## Work to complete:
Scan the data for "ккал" and copy the lines it appears in.

Stored dataset items
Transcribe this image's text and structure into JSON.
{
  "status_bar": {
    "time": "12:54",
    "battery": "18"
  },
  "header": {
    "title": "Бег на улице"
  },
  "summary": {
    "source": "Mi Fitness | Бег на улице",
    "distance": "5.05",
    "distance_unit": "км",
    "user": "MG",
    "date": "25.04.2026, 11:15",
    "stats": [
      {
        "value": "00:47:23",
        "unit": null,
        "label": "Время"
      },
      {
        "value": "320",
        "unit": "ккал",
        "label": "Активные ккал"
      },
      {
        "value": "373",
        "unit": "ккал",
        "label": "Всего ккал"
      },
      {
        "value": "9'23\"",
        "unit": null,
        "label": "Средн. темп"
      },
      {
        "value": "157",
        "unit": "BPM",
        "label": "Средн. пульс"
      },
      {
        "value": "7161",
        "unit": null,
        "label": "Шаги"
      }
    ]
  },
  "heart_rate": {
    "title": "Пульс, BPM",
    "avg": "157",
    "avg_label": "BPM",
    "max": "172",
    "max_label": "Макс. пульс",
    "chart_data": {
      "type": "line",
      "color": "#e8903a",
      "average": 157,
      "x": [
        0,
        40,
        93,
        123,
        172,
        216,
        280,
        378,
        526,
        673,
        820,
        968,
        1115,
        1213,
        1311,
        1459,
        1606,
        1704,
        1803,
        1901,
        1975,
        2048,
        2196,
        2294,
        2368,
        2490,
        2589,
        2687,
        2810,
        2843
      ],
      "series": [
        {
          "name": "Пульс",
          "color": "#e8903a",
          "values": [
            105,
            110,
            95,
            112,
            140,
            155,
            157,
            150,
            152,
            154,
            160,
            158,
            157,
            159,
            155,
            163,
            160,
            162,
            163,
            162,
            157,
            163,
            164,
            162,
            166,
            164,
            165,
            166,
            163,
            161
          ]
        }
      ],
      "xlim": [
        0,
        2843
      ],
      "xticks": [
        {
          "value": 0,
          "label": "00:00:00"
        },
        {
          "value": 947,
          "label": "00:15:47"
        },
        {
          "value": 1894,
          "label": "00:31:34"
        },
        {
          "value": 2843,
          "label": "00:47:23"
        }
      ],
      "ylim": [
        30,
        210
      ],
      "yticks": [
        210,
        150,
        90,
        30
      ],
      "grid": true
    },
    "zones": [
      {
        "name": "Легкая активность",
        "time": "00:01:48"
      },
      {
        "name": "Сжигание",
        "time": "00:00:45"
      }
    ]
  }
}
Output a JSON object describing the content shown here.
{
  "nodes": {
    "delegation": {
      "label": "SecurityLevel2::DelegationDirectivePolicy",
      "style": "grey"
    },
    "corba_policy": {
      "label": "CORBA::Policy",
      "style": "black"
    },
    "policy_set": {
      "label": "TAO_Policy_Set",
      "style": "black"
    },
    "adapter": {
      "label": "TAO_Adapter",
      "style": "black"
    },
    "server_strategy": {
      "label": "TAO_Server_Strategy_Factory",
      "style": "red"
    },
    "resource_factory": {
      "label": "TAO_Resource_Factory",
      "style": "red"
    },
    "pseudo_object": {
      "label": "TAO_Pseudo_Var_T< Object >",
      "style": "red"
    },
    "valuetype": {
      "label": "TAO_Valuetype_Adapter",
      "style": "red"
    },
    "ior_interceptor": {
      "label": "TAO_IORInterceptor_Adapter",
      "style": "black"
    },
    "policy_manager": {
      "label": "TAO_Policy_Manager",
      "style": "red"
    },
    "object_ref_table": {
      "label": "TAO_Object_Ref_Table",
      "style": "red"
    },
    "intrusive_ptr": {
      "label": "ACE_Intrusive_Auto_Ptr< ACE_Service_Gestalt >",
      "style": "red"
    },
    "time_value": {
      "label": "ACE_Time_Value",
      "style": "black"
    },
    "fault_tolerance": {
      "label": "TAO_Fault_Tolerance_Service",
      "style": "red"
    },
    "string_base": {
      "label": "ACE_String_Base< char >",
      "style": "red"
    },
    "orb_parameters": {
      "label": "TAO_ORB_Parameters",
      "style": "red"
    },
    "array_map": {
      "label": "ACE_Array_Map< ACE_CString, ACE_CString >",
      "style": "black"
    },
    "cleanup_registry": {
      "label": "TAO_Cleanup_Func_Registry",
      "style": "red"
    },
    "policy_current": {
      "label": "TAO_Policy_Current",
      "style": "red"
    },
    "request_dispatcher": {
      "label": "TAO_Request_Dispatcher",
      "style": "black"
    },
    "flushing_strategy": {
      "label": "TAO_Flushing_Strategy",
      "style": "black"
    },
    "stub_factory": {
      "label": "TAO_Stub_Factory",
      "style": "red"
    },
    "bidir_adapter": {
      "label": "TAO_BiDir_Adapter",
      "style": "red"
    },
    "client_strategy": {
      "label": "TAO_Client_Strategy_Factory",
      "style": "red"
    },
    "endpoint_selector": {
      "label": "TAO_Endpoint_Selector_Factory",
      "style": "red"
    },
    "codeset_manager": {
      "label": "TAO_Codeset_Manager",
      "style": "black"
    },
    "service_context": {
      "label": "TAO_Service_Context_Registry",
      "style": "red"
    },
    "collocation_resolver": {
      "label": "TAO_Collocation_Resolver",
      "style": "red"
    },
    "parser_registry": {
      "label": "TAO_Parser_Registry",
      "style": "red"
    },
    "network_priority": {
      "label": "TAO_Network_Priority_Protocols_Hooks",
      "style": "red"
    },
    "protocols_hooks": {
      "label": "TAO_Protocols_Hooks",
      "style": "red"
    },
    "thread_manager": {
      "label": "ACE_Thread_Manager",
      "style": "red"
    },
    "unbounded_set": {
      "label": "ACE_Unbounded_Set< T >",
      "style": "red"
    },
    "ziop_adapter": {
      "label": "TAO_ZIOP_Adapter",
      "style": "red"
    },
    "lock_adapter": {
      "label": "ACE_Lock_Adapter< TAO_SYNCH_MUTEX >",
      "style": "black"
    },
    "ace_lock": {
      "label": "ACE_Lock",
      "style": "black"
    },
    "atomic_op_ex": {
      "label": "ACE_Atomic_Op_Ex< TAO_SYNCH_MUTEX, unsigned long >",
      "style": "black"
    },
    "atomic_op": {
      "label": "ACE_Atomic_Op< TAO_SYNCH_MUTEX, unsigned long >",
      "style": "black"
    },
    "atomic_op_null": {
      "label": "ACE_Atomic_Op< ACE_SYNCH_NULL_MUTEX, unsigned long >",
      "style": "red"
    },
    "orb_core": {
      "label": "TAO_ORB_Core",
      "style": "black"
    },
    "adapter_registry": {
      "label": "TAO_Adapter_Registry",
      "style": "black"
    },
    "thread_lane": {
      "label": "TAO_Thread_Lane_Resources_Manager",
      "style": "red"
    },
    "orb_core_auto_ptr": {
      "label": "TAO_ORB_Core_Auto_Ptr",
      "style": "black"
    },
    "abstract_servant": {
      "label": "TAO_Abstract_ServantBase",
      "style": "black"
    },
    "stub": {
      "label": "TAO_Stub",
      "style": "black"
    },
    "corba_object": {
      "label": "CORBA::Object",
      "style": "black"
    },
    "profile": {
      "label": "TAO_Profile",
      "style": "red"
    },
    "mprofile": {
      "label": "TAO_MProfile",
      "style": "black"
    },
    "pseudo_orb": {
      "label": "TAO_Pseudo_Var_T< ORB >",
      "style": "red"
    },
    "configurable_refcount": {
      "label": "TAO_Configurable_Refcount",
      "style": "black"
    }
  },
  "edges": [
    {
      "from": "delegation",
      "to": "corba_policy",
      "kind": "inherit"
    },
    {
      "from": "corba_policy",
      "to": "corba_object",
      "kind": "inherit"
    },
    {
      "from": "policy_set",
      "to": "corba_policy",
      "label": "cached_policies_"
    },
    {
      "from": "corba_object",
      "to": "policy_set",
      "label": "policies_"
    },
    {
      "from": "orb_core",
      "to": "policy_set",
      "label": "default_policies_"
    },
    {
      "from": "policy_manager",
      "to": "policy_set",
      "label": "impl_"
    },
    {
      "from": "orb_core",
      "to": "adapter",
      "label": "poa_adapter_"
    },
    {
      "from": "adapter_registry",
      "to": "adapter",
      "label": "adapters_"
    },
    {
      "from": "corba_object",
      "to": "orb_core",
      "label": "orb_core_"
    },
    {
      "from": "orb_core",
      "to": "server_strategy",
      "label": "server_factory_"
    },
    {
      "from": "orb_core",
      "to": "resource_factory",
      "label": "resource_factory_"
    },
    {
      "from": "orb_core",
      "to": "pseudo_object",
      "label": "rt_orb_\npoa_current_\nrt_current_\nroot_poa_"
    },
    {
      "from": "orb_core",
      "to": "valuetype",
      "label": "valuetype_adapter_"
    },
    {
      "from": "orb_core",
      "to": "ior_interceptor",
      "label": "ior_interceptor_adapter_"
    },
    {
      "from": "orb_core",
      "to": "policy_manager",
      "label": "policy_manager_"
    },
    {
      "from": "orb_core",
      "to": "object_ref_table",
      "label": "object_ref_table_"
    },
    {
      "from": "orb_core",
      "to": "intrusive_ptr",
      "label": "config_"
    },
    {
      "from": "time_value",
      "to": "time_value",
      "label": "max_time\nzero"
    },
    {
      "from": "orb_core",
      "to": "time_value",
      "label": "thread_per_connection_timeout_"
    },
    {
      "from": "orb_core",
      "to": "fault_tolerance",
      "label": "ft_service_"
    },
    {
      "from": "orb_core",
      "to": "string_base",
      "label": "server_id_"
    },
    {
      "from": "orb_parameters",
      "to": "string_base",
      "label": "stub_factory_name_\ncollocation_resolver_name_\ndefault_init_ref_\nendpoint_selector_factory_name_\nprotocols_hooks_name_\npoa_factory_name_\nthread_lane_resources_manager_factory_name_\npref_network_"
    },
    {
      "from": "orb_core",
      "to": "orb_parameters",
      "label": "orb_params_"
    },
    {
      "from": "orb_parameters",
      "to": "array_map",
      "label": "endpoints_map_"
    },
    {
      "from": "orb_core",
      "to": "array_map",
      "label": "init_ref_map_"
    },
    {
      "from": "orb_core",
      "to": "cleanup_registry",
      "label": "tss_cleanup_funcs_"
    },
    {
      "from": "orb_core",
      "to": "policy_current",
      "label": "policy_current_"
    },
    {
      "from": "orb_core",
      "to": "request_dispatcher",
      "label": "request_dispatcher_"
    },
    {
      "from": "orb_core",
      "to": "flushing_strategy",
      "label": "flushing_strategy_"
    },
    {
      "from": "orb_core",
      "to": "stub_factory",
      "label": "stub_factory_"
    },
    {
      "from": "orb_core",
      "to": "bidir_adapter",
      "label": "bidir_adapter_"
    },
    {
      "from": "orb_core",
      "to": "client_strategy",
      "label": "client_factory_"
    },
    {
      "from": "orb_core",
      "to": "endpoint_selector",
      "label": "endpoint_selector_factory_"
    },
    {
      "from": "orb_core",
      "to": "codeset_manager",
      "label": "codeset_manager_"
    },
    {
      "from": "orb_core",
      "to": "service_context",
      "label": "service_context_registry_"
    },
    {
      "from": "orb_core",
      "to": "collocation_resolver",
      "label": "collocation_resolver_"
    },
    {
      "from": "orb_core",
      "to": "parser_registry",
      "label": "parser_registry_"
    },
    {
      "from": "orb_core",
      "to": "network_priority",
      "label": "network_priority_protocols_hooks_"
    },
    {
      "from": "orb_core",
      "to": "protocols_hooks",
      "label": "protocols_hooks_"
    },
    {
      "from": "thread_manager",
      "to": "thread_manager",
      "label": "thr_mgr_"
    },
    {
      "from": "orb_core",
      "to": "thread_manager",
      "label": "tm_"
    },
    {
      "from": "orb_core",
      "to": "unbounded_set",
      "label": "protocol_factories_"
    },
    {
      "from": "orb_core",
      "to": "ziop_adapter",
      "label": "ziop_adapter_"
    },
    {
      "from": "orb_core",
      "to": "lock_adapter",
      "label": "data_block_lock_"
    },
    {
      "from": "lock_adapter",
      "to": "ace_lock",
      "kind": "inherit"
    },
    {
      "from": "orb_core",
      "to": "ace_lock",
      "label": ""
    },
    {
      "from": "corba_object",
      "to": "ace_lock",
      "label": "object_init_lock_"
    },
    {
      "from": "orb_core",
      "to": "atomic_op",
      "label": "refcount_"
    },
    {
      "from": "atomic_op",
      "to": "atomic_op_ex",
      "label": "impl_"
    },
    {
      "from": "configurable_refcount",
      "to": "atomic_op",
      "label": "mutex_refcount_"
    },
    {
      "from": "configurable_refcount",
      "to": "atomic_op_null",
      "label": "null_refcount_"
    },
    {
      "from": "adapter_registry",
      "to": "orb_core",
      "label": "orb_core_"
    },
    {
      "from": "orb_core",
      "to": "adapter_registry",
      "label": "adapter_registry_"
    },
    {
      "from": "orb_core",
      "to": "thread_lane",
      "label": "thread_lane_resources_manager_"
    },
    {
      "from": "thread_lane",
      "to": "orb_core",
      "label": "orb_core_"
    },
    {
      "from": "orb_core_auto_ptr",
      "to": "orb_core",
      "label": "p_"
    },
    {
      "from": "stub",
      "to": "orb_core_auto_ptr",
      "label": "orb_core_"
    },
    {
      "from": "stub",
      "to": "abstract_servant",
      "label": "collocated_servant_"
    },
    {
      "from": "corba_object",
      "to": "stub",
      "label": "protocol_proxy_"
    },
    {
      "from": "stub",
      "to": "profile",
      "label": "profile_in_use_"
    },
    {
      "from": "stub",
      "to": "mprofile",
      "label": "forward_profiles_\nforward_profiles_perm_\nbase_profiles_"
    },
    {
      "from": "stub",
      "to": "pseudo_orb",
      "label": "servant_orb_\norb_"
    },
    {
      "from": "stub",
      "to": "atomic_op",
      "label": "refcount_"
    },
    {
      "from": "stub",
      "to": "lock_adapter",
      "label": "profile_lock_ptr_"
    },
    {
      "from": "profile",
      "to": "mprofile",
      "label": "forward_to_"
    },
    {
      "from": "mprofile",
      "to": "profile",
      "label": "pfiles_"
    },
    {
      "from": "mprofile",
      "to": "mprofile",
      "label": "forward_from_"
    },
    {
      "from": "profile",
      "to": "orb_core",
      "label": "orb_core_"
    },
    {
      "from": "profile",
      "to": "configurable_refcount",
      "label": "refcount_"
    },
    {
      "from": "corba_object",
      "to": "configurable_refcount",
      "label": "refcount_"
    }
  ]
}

## Exercise response:
        "unit": "ккал",
        "label": "Активные ккал"
        "unit": "ккал",
        "label": "Всего ккал"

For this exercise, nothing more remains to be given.